■ **WRITTEN REQUEST 1**
List the items the post names as things the writer once needed to kill "walking corpses" with.
■ **WRITTEN REQUEST 2**
What name is signed at the end of the note addressed to "you people" in the post?
■ **WRITTEN REQUEST 3**
Please quote the post starting at "Then again, who" and ending at "confusing, unrelated dribble.".

# start of GIVEN PASSAGE

This is mainly comin' from the fact that some people I might have wanted to meet have, somehow, already gotten a first impression of me. Huh, you don't say. But, that doesn't really matter. Not much does, at the moment. Got a nice apathetic feelin' goin on, it's cooooooo man. Jussss chillllll. Ah, well. Doesn't matter. Not like *they* will read this. Dear you people, OMGWTF YOUR INFORMATION IS SEVERAL MONTHS OLD, LOL. Signed, Kenneth A. Howell.

Fucking walking corpses. That's what I used to call those types of people, you know. People who are worthless hulks of organic material, wasting the air around me by existing. I had a genuine *need* to kill them with *something*. Knives, guns, fists, ropes. It was Ken with the Rope in the Library. I guess I can't anymore. I'm passed those *dramatic music* angry, teen years. So, they're just misinformed. Misinformed by people who should have known better than to misinform them.

Then again, who knows the full story here? I don't. Lol, I sure as hell don't. So, I suppose I've come to the distinct, unique and utterly intelligent conclusion that it doesn't matter. As a matter of fact, it's time to close out this section with some confusing, unrelated dribble.

Dear Diary,

Today I ate my own arm. It felt warm, zesty. Blood was kinda like a thin pasta sauce just.. saltier. It could have used some more cheese.

# end of GIVEN PASSAGE
# start of LISTED ENTRIES

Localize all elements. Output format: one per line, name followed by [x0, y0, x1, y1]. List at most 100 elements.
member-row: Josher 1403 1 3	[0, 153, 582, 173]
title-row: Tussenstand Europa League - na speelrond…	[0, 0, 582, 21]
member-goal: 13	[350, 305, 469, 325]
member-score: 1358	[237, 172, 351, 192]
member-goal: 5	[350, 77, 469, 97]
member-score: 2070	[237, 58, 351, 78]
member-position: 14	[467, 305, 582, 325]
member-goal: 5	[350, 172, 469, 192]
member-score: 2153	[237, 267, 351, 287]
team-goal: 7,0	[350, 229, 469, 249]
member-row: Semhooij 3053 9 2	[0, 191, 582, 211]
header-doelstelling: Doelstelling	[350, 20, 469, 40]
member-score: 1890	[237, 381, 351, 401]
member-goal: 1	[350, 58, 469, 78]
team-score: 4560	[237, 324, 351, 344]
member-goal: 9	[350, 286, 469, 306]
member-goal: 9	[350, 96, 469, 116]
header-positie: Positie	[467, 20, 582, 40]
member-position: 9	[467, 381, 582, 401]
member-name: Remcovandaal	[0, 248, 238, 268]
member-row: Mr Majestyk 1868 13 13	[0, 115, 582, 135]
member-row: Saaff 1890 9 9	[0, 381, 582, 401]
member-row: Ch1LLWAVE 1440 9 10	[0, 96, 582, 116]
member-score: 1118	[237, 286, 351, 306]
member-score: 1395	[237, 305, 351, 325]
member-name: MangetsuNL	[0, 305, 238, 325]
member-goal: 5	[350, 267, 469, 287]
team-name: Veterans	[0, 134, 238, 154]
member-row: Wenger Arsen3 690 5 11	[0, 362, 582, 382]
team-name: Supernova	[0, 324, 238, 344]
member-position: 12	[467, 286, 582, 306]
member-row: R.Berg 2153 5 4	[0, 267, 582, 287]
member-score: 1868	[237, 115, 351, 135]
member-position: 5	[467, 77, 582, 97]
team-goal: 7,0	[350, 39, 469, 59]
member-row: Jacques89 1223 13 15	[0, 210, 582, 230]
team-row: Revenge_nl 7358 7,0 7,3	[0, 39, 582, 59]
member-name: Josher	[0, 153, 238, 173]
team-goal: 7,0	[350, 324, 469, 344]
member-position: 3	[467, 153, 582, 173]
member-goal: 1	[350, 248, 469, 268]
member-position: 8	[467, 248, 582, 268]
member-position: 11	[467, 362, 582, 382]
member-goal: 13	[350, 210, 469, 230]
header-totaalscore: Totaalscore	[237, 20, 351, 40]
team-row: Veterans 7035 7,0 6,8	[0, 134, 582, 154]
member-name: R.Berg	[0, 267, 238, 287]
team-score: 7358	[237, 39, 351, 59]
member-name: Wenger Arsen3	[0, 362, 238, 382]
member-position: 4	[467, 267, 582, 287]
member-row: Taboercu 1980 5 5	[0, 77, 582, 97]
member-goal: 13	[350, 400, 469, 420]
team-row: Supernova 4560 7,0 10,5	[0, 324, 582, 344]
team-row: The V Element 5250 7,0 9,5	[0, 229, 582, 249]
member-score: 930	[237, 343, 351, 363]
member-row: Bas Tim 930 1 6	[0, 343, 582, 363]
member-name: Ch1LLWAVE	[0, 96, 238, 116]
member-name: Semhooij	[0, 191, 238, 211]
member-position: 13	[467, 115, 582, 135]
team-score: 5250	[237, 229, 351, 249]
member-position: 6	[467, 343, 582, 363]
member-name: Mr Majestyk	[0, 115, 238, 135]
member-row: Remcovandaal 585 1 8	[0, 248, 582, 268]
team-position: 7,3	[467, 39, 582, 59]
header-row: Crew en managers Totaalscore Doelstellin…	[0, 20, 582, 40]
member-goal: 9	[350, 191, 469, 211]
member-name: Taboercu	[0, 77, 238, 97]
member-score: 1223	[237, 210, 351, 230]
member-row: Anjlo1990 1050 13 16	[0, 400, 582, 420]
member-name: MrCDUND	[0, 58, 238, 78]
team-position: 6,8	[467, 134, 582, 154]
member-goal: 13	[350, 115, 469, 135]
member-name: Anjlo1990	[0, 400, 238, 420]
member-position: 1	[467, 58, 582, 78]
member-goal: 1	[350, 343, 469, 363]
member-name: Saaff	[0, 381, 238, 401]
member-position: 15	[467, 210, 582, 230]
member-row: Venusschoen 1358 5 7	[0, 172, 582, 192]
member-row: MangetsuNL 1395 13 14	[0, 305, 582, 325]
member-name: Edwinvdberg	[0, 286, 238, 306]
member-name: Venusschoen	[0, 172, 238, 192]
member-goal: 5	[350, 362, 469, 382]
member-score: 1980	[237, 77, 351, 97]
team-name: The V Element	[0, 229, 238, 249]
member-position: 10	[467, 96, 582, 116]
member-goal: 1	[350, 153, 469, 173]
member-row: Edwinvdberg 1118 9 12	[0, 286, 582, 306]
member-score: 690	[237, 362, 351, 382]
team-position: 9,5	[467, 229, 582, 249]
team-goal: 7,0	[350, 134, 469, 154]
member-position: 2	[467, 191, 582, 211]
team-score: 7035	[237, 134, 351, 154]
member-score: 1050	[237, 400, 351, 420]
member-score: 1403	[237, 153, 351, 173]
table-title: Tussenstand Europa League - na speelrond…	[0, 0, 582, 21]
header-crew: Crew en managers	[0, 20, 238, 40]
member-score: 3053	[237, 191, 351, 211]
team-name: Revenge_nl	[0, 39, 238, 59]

# end of LISTED ENTRIES

■ **SOLUTION 1**
Knives, guns, fists, ropes

■ **SOLUTION 2**
Kenneth A. Howell

■ **SOLUTION 3**
Then again, who knows the full story here? I don't. Lol, I sure as hell don't. So, I suppose I've come to the distinct, unique and utterly intelligent conclusion that it doesn't matter. As a matter of fact, it's time to close out this section with some confusing, unrelated dribble.